Continue the essay on grocery-shopping mnemonics below, starting right after its last sentence.
++++ DOCUMENT PASSAGE ++++
I’m always confounded by the things I remember, versus the things I forget.

I shop for groceries several times a week. To be honest, it’s more a sightseeing tour than a major resupply venture, plus in these plague-bestirring days, it also passes for my social life. And because on each trip I buy only a few things, and I take great pride in my memory (perhaps too much pride), I never write a list. Uh-uh, not me — I’m more clever than that.

So if, for example, I’m buying eight things, I make up a mnemonic. Say I’m getting lettuce, sour cream, butter, orange juice, onions, crackers, light bulbs and kale. How to remember? Simple, I arrange the first letters of each word into a word, in this case, Bollocks.

Or if I need Edam cheese, yellow bell pepper, aspirin, tea and noodles, the word is Yenta.

And once I have the word, on the way to the store I repeat what each letter represents, kinda like a shopper’s rosary, so when I get there, each item is etched in my mind.

Of course, since I’m not fluent in Welsh, if my shopping list doesn’t have enough items starting with a vowel, I can’t make up a word. In that case, bright boy that I am, I just put the letters in an arbitrary arrangement, which if you think about it, is no arrangement at all.
++++ SUPPLIED INFORMATION ++++
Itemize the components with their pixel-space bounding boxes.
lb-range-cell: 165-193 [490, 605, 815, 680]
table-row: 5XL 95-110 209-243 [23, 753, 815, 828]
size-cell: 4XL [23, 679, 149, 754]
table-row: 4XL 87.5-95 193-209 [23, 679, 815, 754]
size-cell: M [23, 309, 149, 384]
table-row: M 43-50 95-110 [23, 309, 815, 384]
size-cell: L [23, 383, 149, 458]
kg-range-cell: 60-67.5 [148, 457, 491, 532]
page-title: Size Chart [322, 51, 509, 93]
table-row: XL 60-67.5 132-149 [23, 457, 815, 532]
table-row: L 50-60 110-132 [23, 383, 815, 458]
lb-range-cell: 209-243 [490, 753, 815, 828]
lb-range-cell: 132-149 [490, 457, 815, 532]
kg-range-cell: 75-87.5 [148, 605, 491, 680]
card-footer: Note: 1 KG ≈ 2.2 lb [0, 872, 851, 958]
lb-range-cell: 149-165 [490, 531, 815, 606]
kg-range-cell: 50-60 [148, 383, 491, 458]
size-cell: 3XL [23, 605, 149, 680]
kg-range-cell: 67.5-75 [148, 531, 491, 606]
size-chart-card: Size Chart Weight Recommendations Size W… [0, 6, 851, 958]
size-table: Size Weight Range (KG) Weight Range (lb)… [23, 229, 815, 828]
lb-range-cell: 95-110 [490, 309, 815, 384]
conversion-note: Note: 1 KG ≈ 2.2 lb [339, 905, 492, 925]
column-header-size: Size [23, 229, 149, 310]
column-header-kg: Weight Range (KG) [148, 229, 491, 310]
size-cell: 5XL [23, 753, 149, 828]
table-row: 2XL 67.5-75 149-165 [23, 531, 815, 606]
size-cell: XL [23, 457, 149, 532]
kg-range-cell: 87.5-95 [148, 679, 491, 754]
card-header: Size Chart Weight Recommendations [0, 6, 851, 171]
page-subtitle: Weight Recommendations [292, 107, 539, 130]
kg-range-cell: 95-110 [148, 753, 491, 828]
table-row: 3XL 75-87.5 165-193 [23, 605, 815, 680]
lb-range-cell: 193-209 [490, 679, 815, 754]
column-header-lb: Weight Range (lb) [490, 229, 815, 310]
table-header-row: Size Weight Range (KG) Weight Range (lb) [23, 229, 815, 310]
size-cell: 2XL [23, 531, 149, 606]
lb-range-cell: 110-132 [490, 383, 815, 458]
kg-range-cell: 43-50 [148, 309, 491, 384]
++++
* _TASK ANSWER_:
So if I need spaghetti sauce, dog food, cat food, detergent and pepper, even though I mumble SDCDP to myself from my house to the store (and even in the store, earning some curious stares from fellow shoppers), while I’ll remember the letters, I’ll inevitably forget what one of them represents. And then, hubris being what it is, I’ll force myself to fill in the blanks. For instance, if I forgot P stood for pepper, I’d come up with another P item, maybe paper towels. When I get home and find I’ve already got six rolls of paper towels, I’ll feel a tad foolish for a while. But after I convince myself how vital paper towels are and everyone should have at least 14 rolls in their digs, I’m fine with it.

Then there’s the issue with my keys and eyeglasses. Obviously, I can’t function without either, so I need to know where they always are, right? Of course. So with my glasses, when I take them off, I make sure to put them back in the case. And I put both the keys and my glasses in the same place, next to my telephone — always. Until the times I somehow space it out. And then I’m as lost as the treasure of Edward Teach.

And it’s not like misplacing my telephone handset, when all I have to do to retrieve it is push a button and follow that annoying beep. Instead, I can only retrace my steps precisely– or more exactly, try to retrace them. Which is near impossible, because if I really could retrace them, I’d find what I was looking for in a flash. Instead, I’m doomed to stumble around, looking here, looking there — between couch cushions, on the car floor, on the bannister, maybe in a jacket pocket, maybe on a bookshelf, or for all I know, in the fridge, behind the mayo.

And as much as I’d like to say I’ve always found them, I haven’t. And I’ll thank you in advance if the next time you see me, you do not ask if I have any idea where I left them.

Minutiae

But there’s wonderful irony with my memory, namely while I can lose my keys and glasses and have no idea what’s that one item I need at the store, there are other things I simply can’t forget. And, like the things I lose, there’s no pattern how or why I remember them.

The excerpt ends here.